Given data:

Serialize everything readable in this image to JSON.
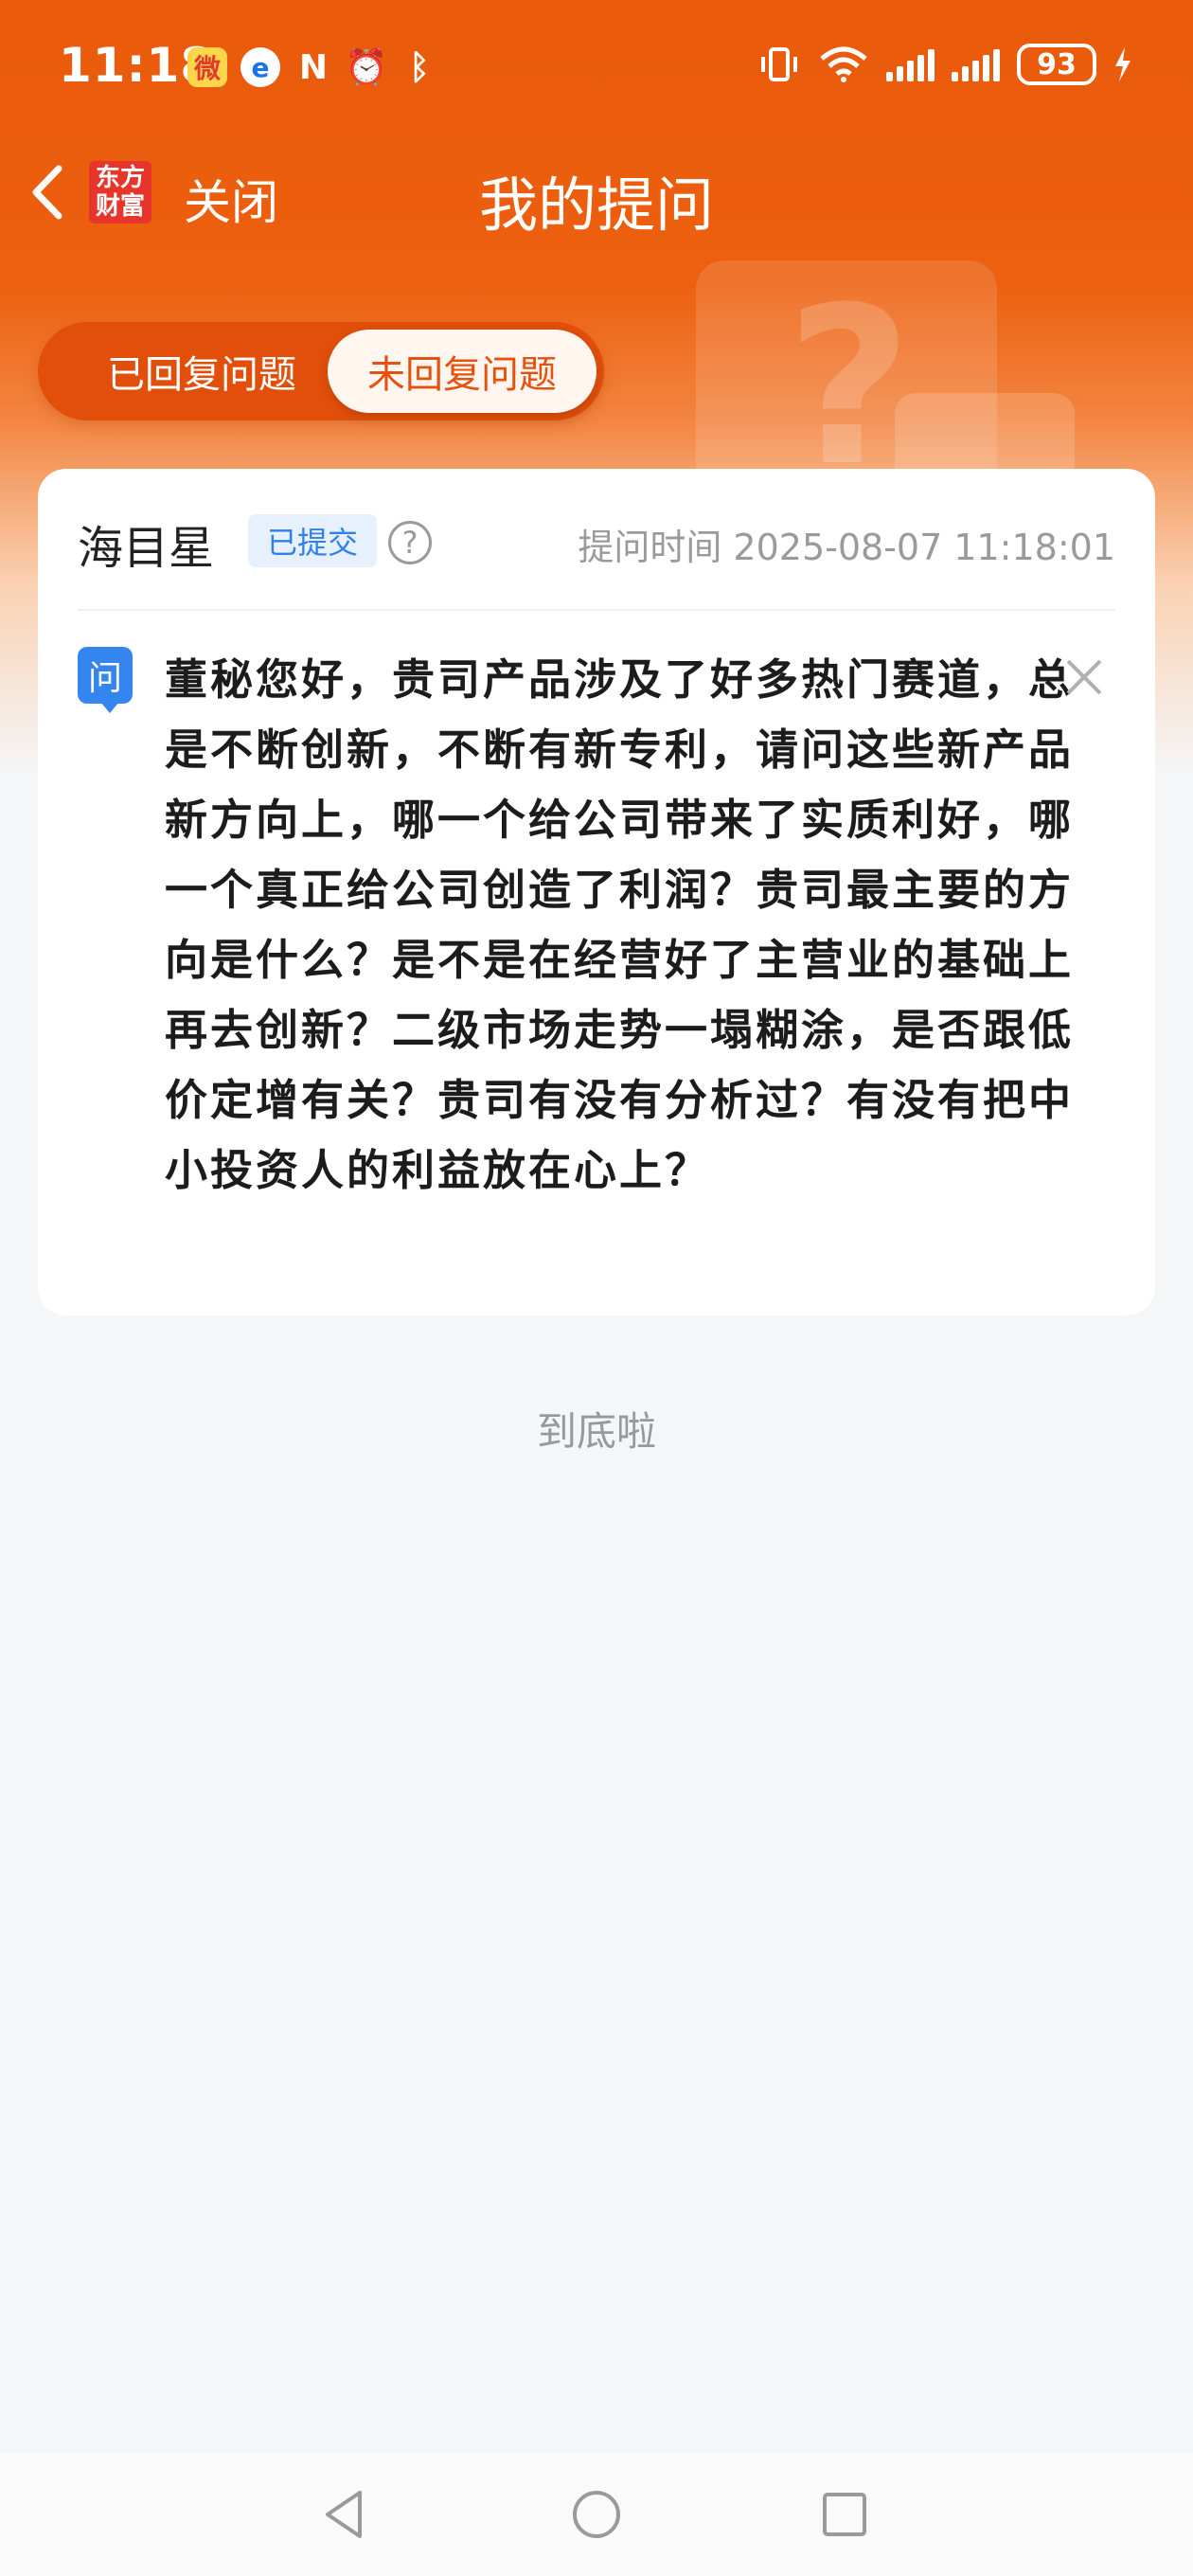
{
  "status_bar": {
    "time": "11:18",
    "battery": "93",
    "icons": [
      "weibo-icon",
      "edge-icon",
      "nfc-icon",
      "alarm-icon",
      "bluetooth-icon",
      "vibrate-icon",
      "wifi-icon",
      "signal-icon",
      "signal-icon",
      "charging-icon"
    ]
  },
  "nav": {
    "logo_text": "东方财富",
    "close_label": "关闭",
    "title": "我的提问"
  },
  "tabs": {
    "answered_label": "已回复问题",
    "unanswered_label": "未回复问题",
    "selected": "unanswered"
  },
  "question_card": {
    "user_name": "海目星",
    "status": "已提交",
    "ask_time": "提问时间 2025-08-07 11:18:01",
    "question_badge": "问",
    "question": "董秘您好，贵司产品涉及了好多热门赛道，总是不断创新，不断有新专利，请问这些新产品新方向上，哪一个给公司带来了实质利好，哪一个真正给公司创造了利润？贵司最主要的方向是什么？是不是在经营好了主营业的基础上再去创新？二级市场走势一塌糊涂，是否跟低价定增有关？贵司有没有分析过？有没有把中小投资人的利益放在心上？"
  },
  "end_text": "到底啦",
  "colors": {
    "brand_orange": "#ea5a0c",
    "badge_blue": "#2f80ed",
    "background": "#f5f6f8"
  }
}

What is needed: Reproduce the full listing faithfully, but do not carry over any pictures.

Worked solution:
Serialize everything readable in this image to JSON.
{
  "status_bar": {
    "time": "11:18",
    "battery": "93",
    "icons": [
      "weibo-icon",
      "edge-icon",
      "nfc-icon",
      "alarm-icon",
      "bluetooth-icon",
      "vibrate-icon",
      "wifi-icon",
      "signal-icon",
      "signal-icon",
      "charging-icon"
    ]
  },
  "nav": {
    "logo_text": "东方财富",
    "close_label": "关闭",
    "title": "我的提问"
  },
  "tabs": {
    "answered_label": "已回复问题",
    "unanswered_label": "未回复问题",
    "selected": "unanswered"
  },
  "question_card": {
    "user_name": "海目星",
    "status": "已提交",
    "ask_time": "提问时间 2025-08-07 11:18:01",
    "question_badge": "问",
    "question": "董秘您好，贵司产品涉及了好多热门赛道，总是不断创新，不断有新专利，请问这些新产品新方向上，哪一个给公司带来了实质利好，哪一个真正给公司创造了利润？贵司最主要的方向是什么？是不是在经营好了主营业的基础上再去创新？二级市场走势一塌糊涂，是否跟低价定增有关？贵司有没有分析过？有没有把中小投资人的利益放在心上？"
  },
  "end_text": "到底啦",
  "colors": {
    "brand_orange": "#ea5a0c",
    "badge_blue": "#2f80ed",
    "background": "#f5f6f8"
  }
}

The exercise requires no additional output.